→ Task details
Pull out each line of the records holding the string "color".

→ Information given
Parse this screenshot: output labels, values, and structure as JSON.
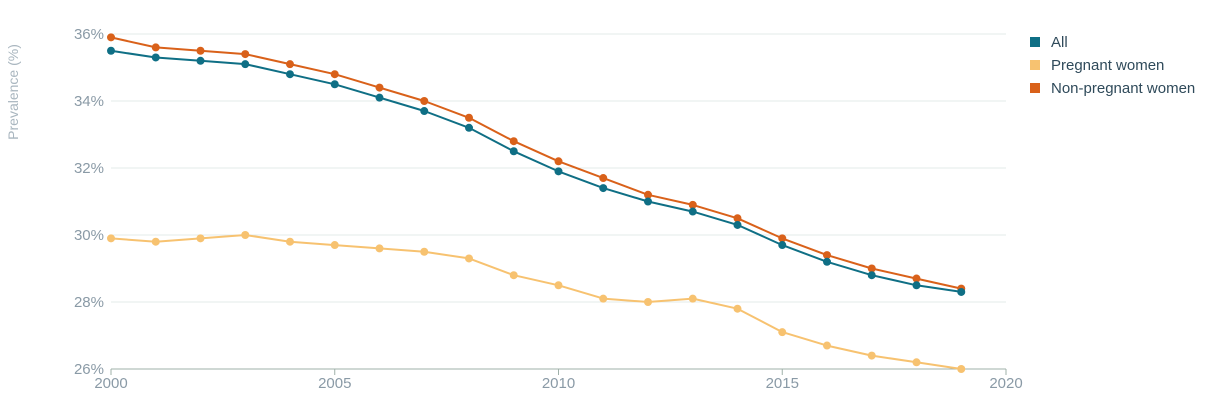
{
  "chart_data": {
    "type": "line",
    "title": "",
    "xlabel": "",
    "ylabel": "Prevalence (%)",
    "x": [
      2000,
      2001,
      2002,
      2003,
      2004,
      2005,
      2006,
      2007,
      2008,
      2009,
      2010,
      2011,
      2012,
      2013,
      2014,
      2015,
      2016,
      2017,
      2018,
      2019
    ],
    "xlim": [
      2000,
      2020
    ],
    "ylim": [
      26,
      36
    ],
    "x_ticks": [
      2000,
      2005,
      2010,
      2015,
      2020
    ],
    "y_ticks": [
      26,
      28,
      30,
      32,
      34,
      36
    ],
    "x_tick_labels": [
      "2000",
      "2005",
      "2010",
      "2015",
      "2020"
    ],
    "y_tick_labels": [
      "26%",
      "28%",
      "30%",
      "32%",
      "34%",
      "36%"
    ],
    "grid": "horizontal",
    "legend_position": "top-right",
    "series": [
      {
        "name": "All",
        "color": "#0f6f85",
        "values": [
          35.5,
          35.3,
          35.2,
          35.1,
          34.8,
          34.5,
          34.1,
          33.7,
          33.2,
          32.5,
          31.9,
          31.4,
          31.0,
          30.7,
          30.3,
          29.7,
          29.2,
          28.8,
          28.5,
          28.3
        ]
      },
      {
        "name": "Pregnant women",
        "color": "#f7c270",
        "values": [
          29.9,
          29.8,
          29.9,
          30.0,
          29.8,
          29.7,
          29.6,
          29.5,
          29.3,
          28.8,
          28.5,
          28.1,
          28.0,
          28.1,
          27.8,
          27.1,
          26.7,
          26.4,
          26.2,
          26.0
        ]
      },
      {
        "name": "Non-pregnant women",
        "color": "#d9611a",
        "values": [
          35.9,
          35.6,
          35.5,
          35.4,
          35.1,
          34.8,
          34.4,
          34.0,
          33.5,
          32.8,
          32.2,
          31.7,
          31.2,
          30.9,
          30.5,
          29.9,
          29.4,
          29.0,
          28.7,
          28.4
        ]
      }
    ],
    "draw_order": [
      1,
      2,
      0
    ]
  }
}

→ Reply
        "color": "#0f6f85",
        "color": "#f7c270",
        "color": "#d9611a",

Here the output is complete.